WHAT YOU ARE ASKED TO DO ::
Lift out each line of the data that holds "USDT".

RECORDS FOR THIS TASK ::
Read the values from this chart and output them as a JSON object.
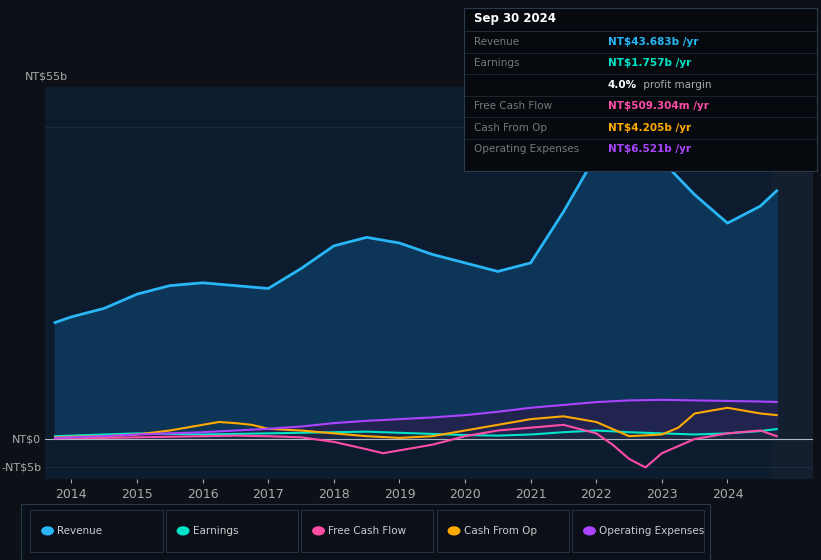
{
  "background_color": "#0d1117",
  "plot_bg_color": "#0d1b2e",
  "grid_color": "#1e3a50",
  "text_color": "#aaaaaa",
  "ylim": [
    -7,
    62
  ],
  "yticks": [
    -5,
    0,
    55
  ],
  "ytick_labels": [
    "-NT$5b",
    "NT$0",
    "NT$55b"
  ],
  "xlim": [
    2013.6,
    2025.3
  ],
  "xticks": [
    2014,
    2015,
    2016,
    2017,
    2018,
    2019,
    2020,
    2021,
    2022,
    2023,
    2024
  ],
  "series": {
    "revenue": {
      "label": "Revenue",
      "color": "#29b6f6",
      "fill_color": "#0d3558",
      "linewidth": 2.0,
      "x": [
        2013.75,
        2014.0,
        2014.5,
        2015.0,
        2015.5,
        2016.0,
        2016.5,
        2017.0,
        2017.5,
        2018.0,
        2018.5,
        2019.0,
        2019.5,
        2020.0,
        2020.5,
        2021.0,
        2021.5,
        2022.0,
        2022.25,
        2022.5,
        2022.75,
        2023.0,
        2023.5,
        2024.0,
        2024.5,
        2024.75
      ],
      "y": [
        20.5,
        21.5,
        23.0,
        25.5,
        27.0,
        27.5,
        27.0,
        26.5,
        30.0,
        34.0,
        35.5,
        34.5,
        32.5,
        31.0,
        29.5,
        31.0,
        40.0,
        50.0,
        54.0,
        55.0,
        53.0,
        49.0,
        43.0,
        38.0,
        41.0,
        43.7
      ]
    },
    "earnings": {
      "label": "Earnings",
      "color": "#00e5c8",
      "fill_color": "#003d35",
      "linewidth": 1.5,
      "x": [
        2013.75,
        2014.0,
        2014.5,
        2015.0,
        2015.5,
        2016.0,
        2016.5,
        2017.0,
        2017.5,
        2018.0,
        2018.5,
        2019.0,
        2019.5,
        2020.0,
        2020.5,
        2021.0,
        2021.5,
        2022.0,
        2022.5,
        2023.0,
        2023.5,
        2024.0,
        2024.5,
        2024.75
      ],
      "y": [
        0.5,
        0.6,
        0.8,
        1.0,
        0.9,
        0.8,
        0.9,
        1.0,
        1.1,
        1.2,
        1.3,
        1.1,
        0.9,
        0.7,
        0.6,
        0.8,
        1.2,
        1.5,
        1.2,
        1.0,
        0.8,
        1.0,
        1.4,
        1.757
      ]
    },
    "free_cash_flow": {
      "label": "Free Cash Flow",
      "color": "#ff4da6",
      "linewidth": 1.5,
      "x": [
        2013.75,
        2014.0,
        2014.5,
        2015.0,
        2015.5,
        2016.0,
        2016.5,
        2017.0,
        2017.5,
        2018.0,
        2018.5,
        2018.75,
        2019.0,
        2019.5,
        2020.0,
        2020.5,
        2021.0,
        2021.5,
        2022.0,
        2022.25,
        2022.5,
        2022.75,
        2023.0,
        2023.5,
        2024.0,
        2024.5,
        2024.75
      ],
      "y": [
        0.1,
        0.2,
        0.2,
        0.3,
        0.4,
        0.5,
        0.6,
        0.5,
        0.3,
        -0.5,
        -1.8,
        -2.5,
        -2.0,
        -1.0,
        0.5,
        1.5,
        2.0,
        2.5,
        1.0,
        -1.0,
        -3.5,
        -5.0,
        -2.5,
        0.0,
        1.0,
        1.5,
        0.5
      ]
    },
    "cash_from_op": {
      "label": "Cash From Op",
      "color": "#ffaa00",
      "linewidth": 1.5,
      "x": [
        2013.75,
        2014.0,
        2014.5,
        2015.0,
        2015.5,
        2016.0,
        2016.25,
        2016.5,
        2016.75,
        2017.0,
        2017.5,
        2018.0,
        2018.5,
        2019.0,
        2019.5,
        2020.0,
        2020.5,
        2021.0,
        2021.5,
        2022.0,
        2022.5,
        2023.0,
        2023.25,
        2023.5,
        2024.0,
        2024.5,
        2024.75
      ],
      "y": [
        0.3,
        0.4,
        0.5,
        0.8,
        1.5,
        2.5,
        3.0,
        2.8,
        2.5,
        1.8,
        1.5,
        1.0,
        0.5,
        0.2,
        0.5,
        1.5,
        2.5,
        3.5,
        4.0,
        3.0,
        0.5,
        0.8,
        2.0,
        4.5,
        5.5,
        4.5,
        4.205
      ]
    },
    "operating_expenses": {
      "label": "Operating Expenses",
      "color": "#aa44ff",
      "fill_color": "#2d1a4a",
      "linewidth": 1.5,
      "x": [
        2013.75,
        2014.0,
        2014.5,
        2015.0,
        2015.5,
        2016.0,
        2016.5,
        2017.0,
        2017.5,
        2018.0,
        2018.5,
        2019.0,
        2019.5,
        2020.0,
        2020.5,
        2021.0,
        2021.5,
        2022.0,
        2022.5,
        2023.0,
        2023.5,
        2024.0,
        2024.5,
        2024.75
      ],
      "y": [
        0.2,
        0.3,
        0.5,
        0.8,
        1.0,
        1.2,
        1.5,
        1.8,
        2.2,
        2.8,
        3.2,
        3.5,
        3.8,
        4.2,
        4.8,
        5.5,
        6.0,
        6.5,
        6.8,
        6.9,
        6.8,
        6.7,
        6.6,
        6.521
      ]
    }
  },
  "info_box": {
    "title": "Sep 30 2024",
    "rows": [
      {
        "label": "Revenue",
        "value": "NT$43.683b /yr",
        "value_color": "#29b6f6"
      },
      {
        "label": "Earnings",
        "value": "NT$1.757b /yr",
        "value_color": "#00e5c8"
      },
      {
        "label": "",
        "value": "4.0% profit margin",
        "value_color": "#ffffff"
      },
      {
        "label": "Free Cash Flow",
        "value": "NT$509.304m /yr",
        "value_color": "#ff4da6"
      },
      {
        "label": "Cash From Op",
        "value": "NT$4.205b /yr",
        "value_color": "#ffaa00"
      },
      {
        "label": "Operating Expenses",
        "value": "NT$6.521b /yr",
        "value_color": "#aa44ff"
      }
    ],
    "bg_color": "#060a0f",
    "border_color": "#2a3a4a",
    "label_color": "#777777",
    "title_color": "#ffffff"
  },
  "legend_items": [
    {
      "label": "Revenue",
      "color": "#29b6f6"
    },
    {
      "label": "Earnings",
      "color": "#00e5c8"
    },
    {
      "label": "Free Cash Flow",
      "color": "#ff4da6"
    },
    {
      "label": "Cash From Op",
      "color": "#ffaa00"
    },
    {
      "label": "Operating Expenses",
      "color": "#aa44ff"
    }
  ]
}
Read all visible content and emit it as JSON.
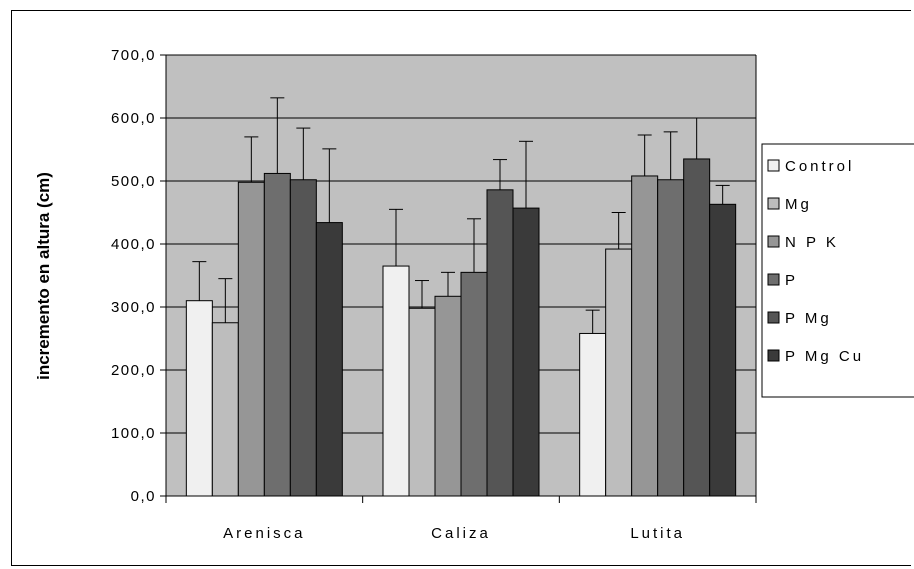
{
  "chart_data": {
    "type": "bar",
    "title": "",
    "xlabel": "",
    "ylabel": "incremento en altura (cm)",
    "ylim": [
      0,
      700
    ],
    "yticks": [
      "0,0",
      "100,0",
      "200,0",
      "300,0",
      "400,0",
      "500,0",
      "600,0",
      "700,0"
    ],
    "grid": true,
    "legend_position": "right",
    "categories": [
      "Arenisca",
      "Caliza",
      "Lutita"
    ],
    "series": [
      {
        "name": "Control",
        "color": "#f0f0f0",
        "values": [
          310,
          365,
          258
        ],
        "errors": [
          62,
          90,
          37
        ]
      },
      {
        "name": "Mg",
        "color": "#bdbdbd",
        "values": [
          275,
          298,
          392
        ],
        "errors": [
          70,
          44,
          58
        ]
      },
      {
        "name": "N P K",
        "color": "#969696",
        "values": [
          498,
          317,
          508
        ],
        "errors": [
          72,
          38,
          65
        ]
      },
      {
        "name": "P",
        "color": "#6e6e6e",
        "values": [
          512,
          355,
          502
        ],
        "errors": [
          120,
          85,
          76
        ]
      },
      {
        "name": "P Mg",
        "color": "#555555",
        "values": [
          502,
          486,
          535
        ],
        "errors": [
          82,
          48,
          65
        ]
      },
      {
        "name": "P Mg Cu",
        "color": "#3a3a3a",
        "values": [
          434,
          457,
          463
        ],
        "errors": [
          117,
          106,
          30
        ]
      }
    ]
  }
}
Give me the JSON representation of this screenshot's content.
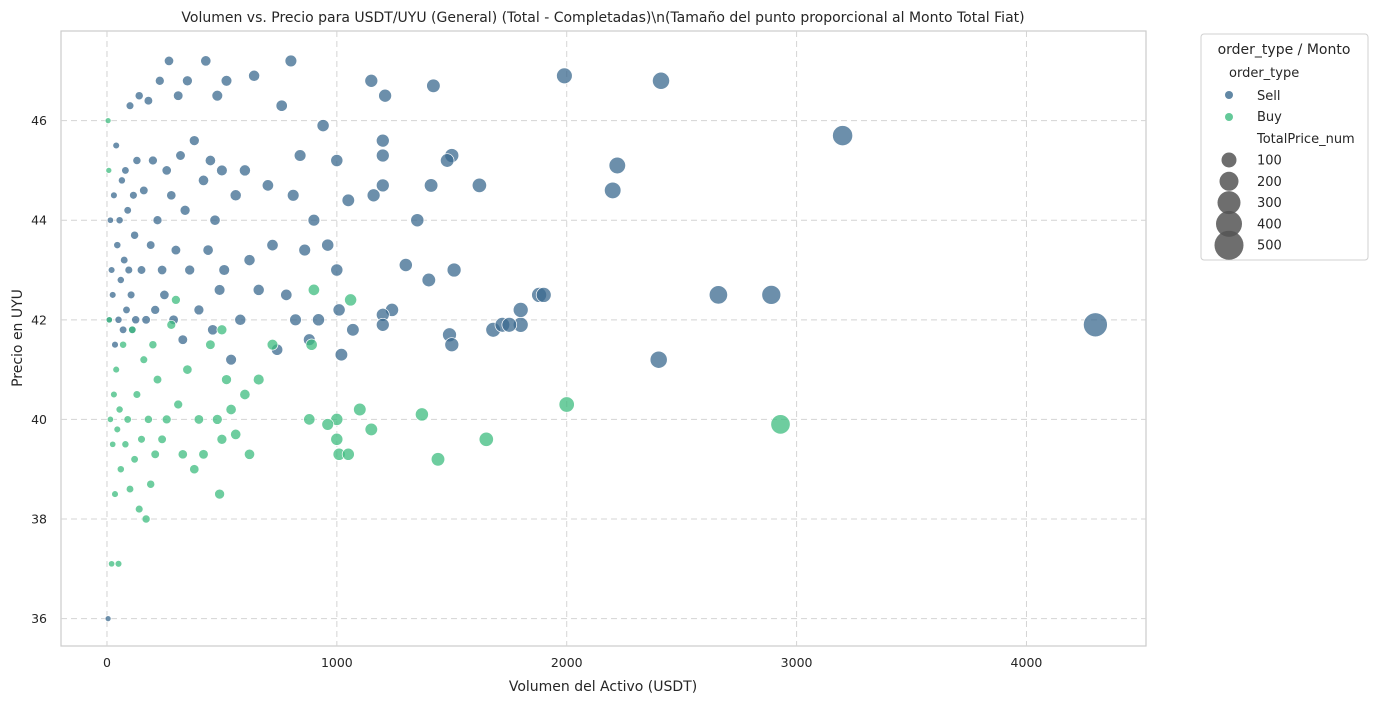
{
  "chart_data": {
    "type": "scatter",
    "title": "Volumen vs. Precio para USDT/UYU (General) (Total - Completadas)\\n(Tamaño del punto proporcional al Monto Total Fiat)",
    "xlabel": "Volumen del Activo (USDT)",
    "ylabel": "Precio en UYU",
    "xlim": [
      -200,
      4520
    ],
    "ylim": [
      35.45,
      47.8
    ],
    "xticks": [
      0,
      1000,
      2000,
      3000,
      4000
    ],
    "yticks": [
      36,
      38,
      40,
      42,
      44,
      46
    ],
    "grid": true,
    "legend_position": "outside-right",
    "legend": {
      "title": "order_type / Monto",
      "hue_title": "order_type",
      "size_title": "TotalPrice_num",
      "size_entries": [
        "100",
        "200",
        "300",
        "400",
        "500"
      ]
    },
    "size_scale": {
      "min_value": 0,
      "max_value": 500
    },
    "colors": {
      "Sell": "#3b6a8f",
      "Buy": "#3dbc7f"
    },
    "series": [
      {
        "name": "Sell",
        "points": [
          [
            5,
            36.0,
            3
          ],
          [
            10,
            42.0,
            4
          ],
          [
            15,
            44.0,
            4
          ],
          [
            20,
            43.0,
            5
          ],
          [
            25,
            42.5,
            5
          ],
          [
            30,
            44.5,
            5
          ],
          [
            35,
            41.5,
            5
          ],
          [
            40,
            45.5,
            5
          ],
          [
            45,
            43.5,
            6
          ],
          [
            50,
            42.0,
            6
          ],
          [
            55,
            44.0,
            6
          ],
          [
            60,
            42.8,
            6
          ],
          [
            65,
            44.8,
            6
          ],
          [
            70,
            41.8,
            7
          ],
          [
            75,
            43.2,
            7
          ],
          [
            80,
            45.0,
            7
          ],
          [
            85,
            42.2,
            7
          ],
          [
            90,
            44.2,
            7
          ],
          [
            95,
            43.0,
            8
          ],
          [
            100,
            46.3,
            8
          ],
          [
            105,
            42.5,
            8
          ],
          [
            110,
            41.8,
            8
          ],
          [
            115,
            44.5,
            8
          ],
          [
            120,
            43.7,
            9
          ],
          [
            125,
            42.0,
            9
          ],
          [
            130,
            45.2,
            9
          ],
          [
            140,
            46.5,
            9
          ],
          [
            150,
            43.0,
            10
          ],
          [
            160,
            44.6,
            10
          ],
          [
            170,
            42.0,
            10
          ],
          [
            180,
            46.4,
            10
          ],
          [
            190,
            43.5,
            10
          ],
          [
            200,
            45.2,
            11
          ],
          [
            210,
            42.2,
            11
          ],
          [
            220,
            44.0,
            11
          ],
          [
            230,
            46.8,
            11
          ],
          [
            240,
            43.0,
            12
          ],
          [
            250,
            42.5,
            12
          ],
          [
            260,
            45.0,
            12
          ],
          [
            270,
            47.2,
            12
          ],
          [
            280,
            44.5,
            12
          ],
          [
            290,
            42.0,
            13
          ],
          [
            300,
            43.4,
            13
          ],
          [
            310,
            46.5,
            13
          ],
          [
            320,
            45.3,
            13
          ],
          [
            330,
            41.6,
            13
          ],
          [
            340,
            44.2,
            14
          ],
          [
            350,
            46.8,
            14
          ],
          [
            360,
            43.0,
            14
          ],
          [
            380,
            45.6,
            14
          ],
          [
            400,
            42.2,
            14
          ],
          [
            420,
            44.8,
            15
          ],
          [
            430,
            47.2,
            15
          ],
          [
            440,
            43.4,
            15
          ],
          [
            450,
            45.2,
            15
          ],
          [
            460,
            41.8,
            15
          ],
          [
            470,
            44.0,
            15
          ],
          [
            480,
            46.5,
            16
          ],
          [
            490,
            42.6,
            16
          ],
          [
            500,
            45.0,
            16
          ],
          [
            510,
            43.0,
            16
          ],
          [
            520,
            46.8,
            16
          ],
          [
            540,
            41.2,
            16
          ],
          [
            560,
            44.5,
            17
          ],
          [
            580,
            42.0,
            17
          ],
          [
            600,
            45.0,
            17
          ],
          [
            620,
            43.2,
            17
          ],
          [
            640,
            46.9,
            17
          ],
          [
            660,
            42.6,
            17
          ],
          [
            700,
            44.7,
            18
          ],
          [
            720,
            43.5,
            18
          ],
          [
            740,
            41.4,
            18
          ],
          [
            760,
            46.3,
            18
          ],
          [
            780,
            42.5,
            18
          ],
          [
            800,
            47.2,
            19
          ],
          [
            810,
            44.5,
            19
          ],
          [
            820,
            42.0,
            19
          ],
          [
            840,
            45.3,
            19
          ],
          [
            860,
            43.4,
            19
          ],
          [
            880,
            41.6,
            19
          ],
          [
            900,
            44.0,
            19
          ],
          [
            920,
            42.0,
            20
          ],
          [
            940,
            45.9,
            20
          ],
          [
            960,
            43.5,
            20
          ],
          [
            1000,
            43.0,
            20
          ],
          [
            1000,
            45.2,
            20
          ],
          [
            1010,
            42.2,
            20
          ],
          [
            1020,
            41.3,
            21
          ],
          [
            1050,
            44.4,
            21
          ],
          [
            1070,
            41.8,
            21
          ],
          [
            1150,
            46.8,
            22
          ],
          [
            1160,
            44.5,
            22
          ],
          [
            1200,
            45.6,
            22
          ],
          [
            1200,
            45.3,
            22
          ],
          [
            1200,
            44.7,
            22
          ],
          [
            1200,
            42.1,
            22
          ],
          [
            1200,
            41.9,
            22
          ],
          [
            1210,
            46.5,
            22
          ],
          [
            1240,
            42.2,
            23
          ],
          [
            1300,
            43.1,
            23
          ],
          [
            1350,
            44.0,
            23
          ],
          [
            1400,
            42.8,
            24
          ],
          [
            1410,
            44.7,
            24
          ],
          [
            1420,
            46.7,
            24
          ],
          [
            1480,
            45.2,
            24
          ],
          [
            1490,
            41.7,
            25
          ],
          [
            1500,
            41.5,
            25
          ],
          [
            1500,
            45.3,
            25
          ],
          [
            1510,
            43.0,
            25
          ],
          [
            1620,
            44.7,
            26
          ],
          [
            1680,
            41.8,
            27
          ],
          [
            1720,
            41.9,
            27
          ],
          [
            1750,
            41.9,
            27
          ],
          [
            1800,
            41.9,
            28
          ],
          [
            1800,
            42.2,
            28
          ],
          [
            1880,
            42.5,
            28
          ],
          [
            1900,
            42.5,
            28
          ],
          [
            1990,
            46.9,
            30
          ],
          [
            2200,
            44.6,
            32
          ],
          [
            2220,
            45.1,
            32
          ],
          [
            2400,
            41.2,
            34
          ],
          [
            2410,
            46.8,
            34
          ],
          [
            2660,
            42.5,
            37
          ],
          [
            2890,
            42.5,
            39
          ],
          [
            3200,
            45.7,
            42
          ],
          [
            4300,
            41.9,
            53
          ]
        ]
      },
      {
        "name": "Buy",
        "points": [
          [
            5,
            46.0,
            3
          ],
          [
            8,
            45.0,
            3
          ],
          [
            10,
            42.0,
            4
          ],
          [
            15,
            40.0,
            4
          ],
          [
            20,
            37.1,
            4
          ],
          [
            25,
            39.5,
            4
          ],
          [
            30,
            40.5,
            5
          ],
          [
            35,
            38.5,
            5
          ],
          [
            40,
            41.0,
            5
          ],
          [
            45,
            39.8,
            5
          ],
          [
            50,
            37.1,
            5
          ],
          [
            55,
            40.2,
            6
          ],
          [
            60,
            39.0,
            6
          ],
          [
            70,
            41.5,
            6
          ],
          [
            80,
            39.5,
            6
          ],
          [
            90,
            40.0,
            7
          ],
          [
            100,
            38.6,
            7
          ],
          [
            110,
            41.8,
            7
          ],
          [
            120,
            39.2,
            7
          ],
          [
            130,
            40.5,
            8
          ],
          [
            140,
            38.2,
            8
          ],
          [
            150,
            39.6,
            8
          ],
          [
            160,
            41.2,
            8
          ],
          [
            170,
            38.0,
            9
          ],
          [
            180,
            40.0,
            9
          ],
          [
            190,
            38.7,
            9
          ],
          [
            200,
            41.5,
            9
          ],
          [
            210,
            39.3,
            10
          ],
          [
            220,
            40.8,
            10
          ],
          [
            240,
            39.6,
            10
          ],
          [
            260,
            40.0,
            11
          ],
          [
            280,
            41.9,
            11
          ],
          [
            300,
            42.4,
            11
          ],
          [
            310,
            40.3,
            11
          ],
          [
            330,
            39.3,
            12
          ],
          [
            350,
            41.0,
            12
          ],
          [
            380,
            39.0,
            12
          ],
          [
            400,
            40.0,
            13
          ],
          [
            420,
            39.3,
            13
          ],
          [
            450,
            41.5,
            13
          ],
          [
            480,
            40.0,
            14
          ],
          [
            490,
            38.5,
            14
          ],
          [
            500,
            41.8,
            14
          ],
          [
            500,
            39.6,
            14
          ],
          [
            520,
            40.8,
            14
          ],
          [
            540,
            40.2,
            15
          ],
          [
            560,
            39.7,
            15
          ],
          [
            600,
            40.5,
            15
          ],
          [
            620,
            39.3,
            15
          ],
          [
            660,
            40.8,
            16
          ],
          [
            720,
            41.5,
            16
          ],
          [
            880,
            40.0,
            18
          ],
          [
            890,
            41.5,
            18
          ],
          [
            900,
            42.6,
            18
          ],
          [
            960,
            39.9,
            19
          ],
          [
            1000,
            39.6,
            20
          ],
          [
            1000,
            40.0,
            20
          ],
          [
            1010,
            39.3,
            20
          ],
          [
            1050,
            39.3,
            20
          ],
          [
            1060,
            42.4,
            20
          ],
          [
            1100,
            40.2,
            21
          ],
          [
            1150,
            39.8,
            21
          ],
          [
            1370,
            40.1,
            23
          ],
          [
            1440,
            39.2,
            24
          ],
          [
            1650,
            39.6,
            26
          ],
          [
            2000,
            40.3,
            29
          ],
          [
            2930,
            39.9,
            40
          ]
        ]
      }
    ]
  }
}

REPLY ::
    "title": "Volumen vs. Precio para USDT/UYU (General) (Total - Completadas)\\n(Tamaño del punto proporcional al Monto Total Fiat)",
    "xlabel": "Volumen del Activo (USDT)",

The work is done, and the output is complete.